[Records from a data collection]
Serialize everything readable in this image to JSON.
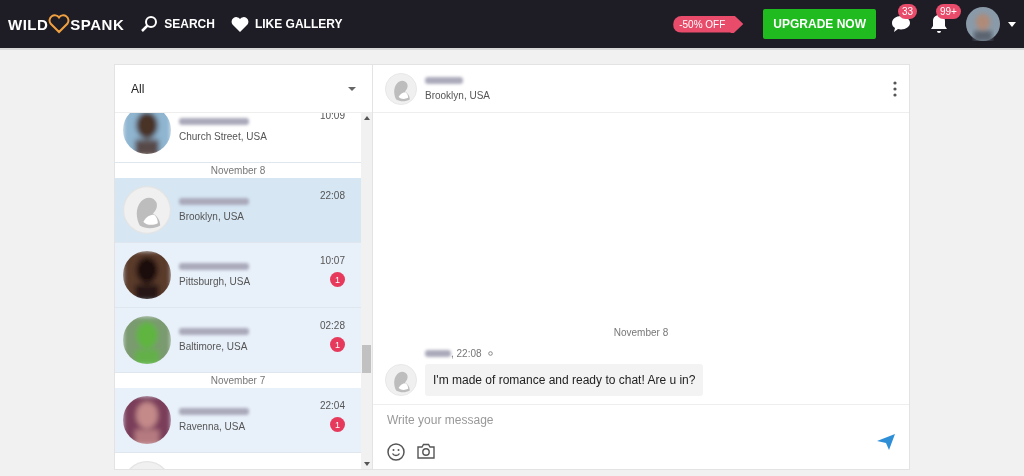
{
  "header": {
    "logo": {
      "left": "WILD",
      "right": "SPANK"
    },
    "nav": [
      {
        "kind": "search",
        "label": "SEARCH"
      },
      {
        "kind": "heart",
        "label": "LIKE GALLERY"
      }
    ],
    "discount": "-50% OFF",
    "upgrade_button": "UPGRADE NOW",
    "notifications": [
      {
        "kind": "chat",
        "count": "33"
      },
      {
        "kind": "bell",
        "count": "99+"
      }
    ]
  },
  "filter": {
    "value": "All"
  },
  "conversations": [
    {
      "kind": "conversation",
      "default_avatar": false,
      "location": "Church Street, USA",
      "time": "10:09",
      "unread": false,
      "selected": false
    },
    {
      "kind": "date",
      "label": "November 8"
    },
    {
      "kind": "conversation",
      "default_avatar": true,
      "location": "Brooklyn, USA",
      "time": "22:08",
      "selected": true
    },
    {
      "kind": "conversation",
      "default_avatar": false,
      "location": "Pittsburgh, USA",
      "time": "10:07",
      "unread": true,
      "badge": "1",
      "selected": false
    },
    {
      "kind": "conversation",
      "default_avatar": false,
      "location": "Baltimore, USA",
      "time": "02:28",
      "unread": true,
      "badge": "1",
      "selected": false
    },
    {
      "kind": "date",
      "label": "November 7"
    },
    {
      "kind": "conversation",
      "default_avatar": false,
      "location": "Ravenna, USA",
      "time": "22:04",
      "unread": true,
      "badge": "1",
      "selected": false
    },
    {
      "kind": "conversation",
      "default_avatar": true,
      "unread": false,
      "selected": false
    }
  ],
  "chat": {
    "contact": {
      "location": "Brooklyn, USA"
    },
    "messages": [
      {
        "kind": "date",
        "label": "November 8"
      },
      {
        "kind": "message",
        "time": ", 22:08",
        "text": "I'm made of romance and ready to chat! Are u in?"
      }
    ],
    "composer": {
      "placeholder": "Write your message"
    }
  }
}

* TASK TO CARRY OUT *
Output the data above without changes, apart from leaving out the pictures.

* RESULT FOR THIS TASK *
Serialize everything readable in this image to JSON.
{
  "header": {
    "logo": {
      "left": "WILD",
      "right": "SPANK"
    },
    "nav": [
      {
        "kind": "search",
        "label": "SEARCH"
      },
      {
        "kind": "heart",
        "label": "LIKE GALLERY"
      }
    ],
    "discount": "-50% OFF",
    "upgrade_button": "UPGRADE NOW",
    "notifications": [
      {
        "kind": "chat",
        "count": "33"
      },
      {
        "kind": "bell",
        "count": "99+"
      }
    ]
  },
  "filter": {
    "value": "All"
  },
  "conversations": [
    {
      "kind": "conversation",
      "default_avatar": false,
      "location": "Church Street, USA",
      "time": "10:09",
      "unread": false,
      "selected": false
    },
    {
      "kind": "date",
      "label": "November 8"
    },
    {
      "kind": "conversation",
      "default_avatar": true,
      "location": "Brooklyn, USA",
      "time": "22:08",
      "selected": true
    },
    {
      "kind": "conversation",
      "default_avatar": false,
      "location": "Pittsburgh, USA",
      "time": "10:07",
      "unread": true,
      "badge": "1",
      "selected": false
    },
    {
      "kind": "conversation",
      "default_avatar": false,
      "location": "Baltimore, USA",
      "time": "02:28",
      "unread": true,
      "badge": "1",
      "selected": false
    },
    {
      "kind": "date",
      "label": "November 7"
    },
    {
      "kind": "conversation",
      "default_avatar": false,
      "location": "Ravenna, USA",
      "time": "22:04",
      "unread": true,
      "badge": "1",
      "selected": false
    },
    {
      "kind": "conversation",
      "default_avatar": true,
      "unread": false,
      "selected": false
    }
  ],
  "chat": {
    "contact": {
      "location": "Brooklyn, USA"
    },
    "messages": [
      {
        "kind": "date",
        "label": "November 8"
      },
      {
        "kind": "message",
        "time": ", 22:08",
        "text": "I'm made of romance and ready to chat! Are u in?"
      }
    ],
    "composer": {
      "placeholder": "Write your message"
    }
  }
}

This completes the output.